═════ Raw data

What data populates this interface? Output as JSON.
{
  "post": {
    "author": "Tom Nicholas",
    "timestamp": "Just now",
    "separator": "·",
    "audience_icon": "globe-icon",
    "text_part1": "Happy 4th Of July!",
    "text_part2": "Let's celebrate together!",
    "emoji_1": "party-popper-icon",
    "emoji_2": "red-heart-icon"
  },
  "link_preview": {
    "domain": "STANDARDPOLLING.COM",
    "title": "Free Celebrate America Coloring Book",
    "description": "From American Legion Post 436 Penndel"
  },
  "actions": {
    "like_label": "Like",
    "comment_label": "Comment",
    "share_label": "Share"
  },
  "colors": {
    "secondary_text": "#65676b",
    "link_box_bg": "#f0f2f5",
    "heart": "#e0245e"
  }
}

══════════

→ **Goal**
Transcribe the full listing above without leaving anything out.

→ **Answer**
What data populates this interface? Output as JSON.
{
  "post": {
    "author": "Tom Nicholas",
    "timestamp": "Just now",
    "separator": "·",
    "audience_icon": "globe-icon",
    "text_part1": "Happy 4th Of July!",
    "text_part2": "Let's celebrate together!",
    "emoji_1": "party-popper-icon",
    "emoji_2": "red-heart-icon"
  },
  "link_preview": {
    "domain": "STANDARDPOLLING.COM",
    "title": "Free Celebrate America Coloring Book",
    "description": "From American Legion Post 436 Penndel"
  },
  "actions": {
    "like_label": "Like",
    "comment_label": "Comment",
    "share_label": "Share"
  },
  "colors": {
    "secondary_text": "#65676b",
    "link_box_bg": "#f0f2f5",
    "heart": "#e0245e"
  }
}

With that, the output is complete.